» Prompt:
All of the data below must be repeated exactly.

» Record set:
----

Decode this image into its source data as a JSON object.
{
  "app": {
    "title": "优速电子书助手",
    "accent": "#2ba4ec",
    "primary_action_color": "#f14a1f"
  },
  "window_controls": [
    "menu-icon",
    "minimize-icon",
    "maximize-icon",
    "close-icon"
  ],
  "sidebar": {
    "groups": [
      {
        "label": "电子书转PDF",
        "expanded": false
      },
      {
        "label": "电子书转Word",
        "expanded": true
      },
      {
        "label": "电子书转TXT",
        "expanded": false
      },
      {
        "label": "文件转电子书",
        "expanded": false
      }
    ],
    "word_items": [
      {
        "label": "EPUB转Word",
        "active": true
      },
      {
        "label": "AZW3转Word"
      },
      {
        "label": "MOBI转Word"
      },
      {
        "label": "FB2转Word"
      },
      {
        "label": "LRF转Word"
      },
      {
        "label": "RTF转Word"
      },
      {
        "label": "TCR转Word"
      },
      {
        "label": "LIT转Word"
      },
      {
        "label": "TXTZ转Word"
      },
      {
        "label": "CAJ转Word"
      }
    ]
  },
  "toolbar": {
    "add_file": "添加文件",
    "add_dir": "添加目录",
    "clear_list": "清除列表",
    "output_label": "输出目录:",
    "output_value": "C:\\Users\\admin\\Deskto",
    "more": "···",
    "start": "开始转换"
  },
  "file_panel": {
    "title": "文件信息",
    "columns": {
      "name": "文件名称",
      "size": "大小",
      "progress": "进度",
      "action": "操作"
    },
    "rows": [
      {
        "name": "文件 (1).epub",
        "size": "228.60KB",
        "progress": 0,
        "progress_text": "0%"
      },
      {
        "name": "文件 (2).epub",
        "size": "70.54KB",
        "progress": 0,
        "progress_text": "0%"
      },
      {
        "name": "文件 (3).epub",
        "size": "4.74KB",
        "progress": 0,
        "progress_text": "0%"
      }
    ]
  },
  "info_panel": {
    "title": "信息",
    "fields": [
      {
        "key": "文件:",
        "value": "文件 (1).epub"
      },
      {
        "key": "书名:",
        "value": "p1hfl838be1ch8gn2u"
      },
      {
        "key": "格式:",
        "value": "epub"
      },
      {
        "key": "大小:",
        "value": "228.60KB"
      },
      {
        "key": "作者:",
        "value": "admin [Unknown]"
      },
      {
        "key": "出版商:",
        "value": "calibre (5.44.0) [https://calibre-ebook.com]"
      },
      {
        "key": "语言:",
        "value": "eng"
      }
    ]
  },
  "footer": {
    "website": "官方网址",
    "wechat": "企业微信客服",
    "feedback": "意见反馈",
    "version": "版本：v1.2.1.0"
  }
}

----

» Task response:
Decode this image into its source data as a JSON object.
{
  "app": {
    "title": "优速电子书助手",
    "accent": "#2ba4ec",
    "primary_action_color": "#f14a1f"
  },
  "window_controls": [
    "menu-icon",
    "minimize-icon",
    "maximize-icon",
    "close-icon"
  ],
  "sidebar": {
    "groups": [
      {
        "label": "电子书转PDF",
        "expanded": false
      },
      {
        "label": "电子书转Word",
        "expanded": true
      },
      {
        "label": "电子书转TXT",
        "expanded": false
      },
      {
        "label": "文件转电子书",
        "expanded": false
      }
    ],
    "word_items": [
      {
        "label": "EPUB转Word",
        "active": true
      },
      {
        "label": "AZW3转Word"
      },
      {
        "label": "MOBI转Word"
      },
      {
        "label": "FB2转Word"
      },
      {
        "label": "LRF转Word"
      },
      {
        "label": "RTF转Word"
      },
      {
        "label": "TCR转Word"
      },
      {
        "label": "LIT转Word"
      },
      {
        "label": "TXTZ转Word"
      },
      {
        "label": "CAJ转Word"
      }
    ]
  },
  "toolbar": {
    "add_file": "添加文件",
    "add_dir": "添加目录",
    "clear_list": "清除列表",
    "output_label": "输出目录:",
    "output_value": "C:\\Users\\admin\\Deskto",
    "more": "···",
    "start": "开始转换"
  },
  "file_panel": {
    "title": "文件信息",
    "columns": {
      "name": "文件名称",
      "size": "大小",
      "progress": "进度",
      "action": "操作"
    },
    "rows": [
      {
        "name": "文件 (1).epub",
        "size": "228.60KB",
        "progress": 0,
        "progress_text": "0%"
      },
      {
        "name": "文件 (2).epub",
        "size": "70.54KB",
        "progress": 0,
        "progress_text": "0%"
      },
      {
        "name": "文件 (3).epub",
        "size": "4.74KB",
        "progress": 0,
        "progress_text": "0%"
      }
    ]
  },
  "info_panel": {
    "title": "信息",
    "fields": [
      {
        "key": "文件:",
        "value": "文件 (1).epub"
      },
      {
        "key": "书名:",
        "value": "p1hfl838be1ch8gn2u"
      },
      {
        "key": "格式:",
        "value": "epub"
      },
      {
        "key": "大小:",
        "value": "228.60KB"
      },
      {
        "key": "作者:",
        "value": "admin [Unknown]"
      },
      {
        "key": "出版商:",
        "value": "calibre (5.44.0) [https://calibre-ebook.com]"
      },
      {
        "key": "语言:",
        "value": "eng"
      }
    ]
  },
  "footer": {
    "website": "官方网址",
    "wechat": "企业微信客服",
    "feedback": "意见反馈",
    "version": "版本：v1.2.1.0"
  }
}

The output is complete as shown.